• DIRECTIVE: Find the lines in these entries that include the word "style" and state how many there are, with no other words.

Dataset rows about figures
---
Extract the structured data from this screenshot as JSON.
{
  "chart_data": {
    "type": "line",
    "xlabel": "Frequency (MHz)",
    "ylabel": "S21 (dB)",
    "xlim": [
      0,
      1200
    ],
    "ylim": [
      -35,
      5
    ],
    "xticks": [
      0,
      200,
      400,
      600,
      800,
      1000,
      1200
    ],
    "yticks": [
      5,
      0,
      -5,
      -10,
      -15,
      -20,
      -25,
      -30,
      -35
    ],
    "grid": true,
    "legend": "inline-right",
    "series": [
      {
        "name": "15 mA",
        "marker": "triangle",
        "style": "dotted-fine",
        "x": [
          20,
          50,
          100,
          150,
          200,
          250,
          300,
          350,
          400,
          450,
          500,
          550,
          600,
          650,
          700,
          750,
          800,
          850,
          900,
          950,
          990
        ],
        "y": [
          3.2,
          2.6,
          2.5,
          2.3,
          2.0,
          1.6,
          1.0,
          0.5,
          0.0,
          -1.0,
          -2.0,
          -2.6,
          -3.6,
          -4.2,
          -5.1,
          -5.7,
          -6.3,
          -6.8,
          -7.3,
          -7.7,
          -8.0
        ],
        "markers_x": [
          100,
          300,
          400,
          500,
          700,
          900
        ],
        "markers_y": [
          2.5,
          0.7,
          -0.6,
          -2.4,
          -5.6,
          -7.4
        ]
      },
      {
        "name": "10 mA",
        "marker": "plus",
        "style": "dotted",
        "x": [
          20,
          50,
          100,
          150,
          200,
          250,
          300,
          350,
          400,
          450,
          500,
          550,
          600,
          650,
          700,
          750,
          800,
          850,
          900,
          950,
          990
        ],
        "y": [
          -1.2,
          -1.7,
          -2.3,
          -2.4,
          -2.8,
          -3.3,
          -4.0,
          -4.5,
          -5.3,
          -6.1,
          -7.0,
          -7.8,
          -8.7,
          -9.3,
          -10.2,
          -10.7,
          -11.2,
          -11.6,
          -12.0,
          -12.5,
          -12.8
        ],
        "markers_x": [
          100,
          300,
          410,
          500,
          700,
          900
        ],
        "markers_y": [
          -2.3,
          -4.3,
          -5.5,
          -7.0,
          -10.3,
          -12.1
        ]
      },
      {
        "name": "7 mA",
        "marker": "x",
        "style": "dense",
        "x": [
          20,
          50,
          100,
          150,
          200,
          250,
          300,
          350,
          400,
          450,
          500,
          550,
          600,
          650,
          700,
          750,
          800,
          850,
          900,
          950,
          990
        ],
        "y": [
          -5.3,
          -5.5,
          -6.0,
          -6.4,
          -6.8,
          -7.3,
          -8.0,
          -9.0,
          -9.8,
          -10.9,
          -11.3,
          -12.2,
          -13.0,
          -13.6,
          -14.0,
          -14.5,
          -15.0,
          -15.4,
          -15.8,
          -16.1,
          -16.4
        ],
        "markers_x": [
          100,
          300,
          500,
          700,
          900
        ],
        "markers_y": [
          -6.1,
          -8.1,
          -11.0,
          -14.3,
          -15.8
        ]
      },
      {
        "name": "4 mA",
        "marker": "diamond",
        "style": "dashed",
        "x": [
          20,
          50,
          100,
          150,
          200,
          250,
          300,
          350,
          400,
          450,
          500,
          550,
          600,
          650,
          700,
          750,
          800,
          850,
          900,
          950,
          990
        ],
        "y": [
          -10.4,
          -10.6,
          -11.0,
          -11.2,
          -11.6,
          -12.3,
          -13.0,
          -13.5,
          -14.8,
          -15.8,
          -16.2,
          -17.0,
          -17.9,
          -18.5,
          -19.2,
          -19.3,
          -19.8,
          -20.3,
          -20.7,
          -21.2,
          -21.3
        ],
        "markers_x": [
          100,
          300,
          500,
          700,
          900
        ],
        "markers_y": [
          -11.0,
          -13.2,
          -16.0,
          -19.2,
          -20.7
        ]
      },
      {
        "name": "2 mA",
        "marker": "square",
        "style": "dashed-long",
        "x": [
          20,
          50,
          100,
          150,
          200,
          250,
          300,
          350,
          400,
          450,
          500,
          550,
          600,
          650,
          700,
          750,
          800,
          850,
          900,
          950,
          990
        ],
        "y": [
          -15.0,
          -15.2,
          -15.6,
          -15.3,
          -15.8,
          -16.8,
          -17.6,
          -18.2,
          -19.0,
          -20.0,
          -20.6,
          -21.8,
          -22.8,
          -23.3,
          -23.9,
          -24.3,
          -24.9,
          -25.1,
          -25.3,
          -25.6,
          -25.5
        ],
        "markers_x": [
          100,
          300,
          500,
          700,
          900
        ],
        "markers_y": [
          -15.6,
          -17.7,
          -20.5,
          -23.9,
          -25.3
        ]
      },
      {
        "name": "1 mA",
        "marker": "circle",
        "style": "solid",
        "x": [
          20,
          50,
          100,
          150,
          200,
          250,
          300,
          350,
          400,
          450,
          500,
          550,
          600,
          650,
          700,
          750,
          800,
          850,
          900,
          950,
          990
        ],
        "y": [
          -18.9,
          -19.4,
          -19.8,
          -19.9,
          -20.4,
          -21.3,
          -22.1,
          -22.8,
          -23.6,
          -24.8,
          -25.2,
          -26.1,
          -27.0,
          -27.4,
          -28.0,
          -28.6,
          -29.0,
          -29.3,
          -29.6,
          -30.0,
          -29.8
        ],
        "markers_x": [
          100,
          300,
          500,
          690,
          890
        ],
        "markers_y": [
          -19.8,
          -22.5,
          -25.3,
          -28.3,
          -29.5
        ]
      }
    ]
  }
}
---
• SOLVED PROBLEM: 6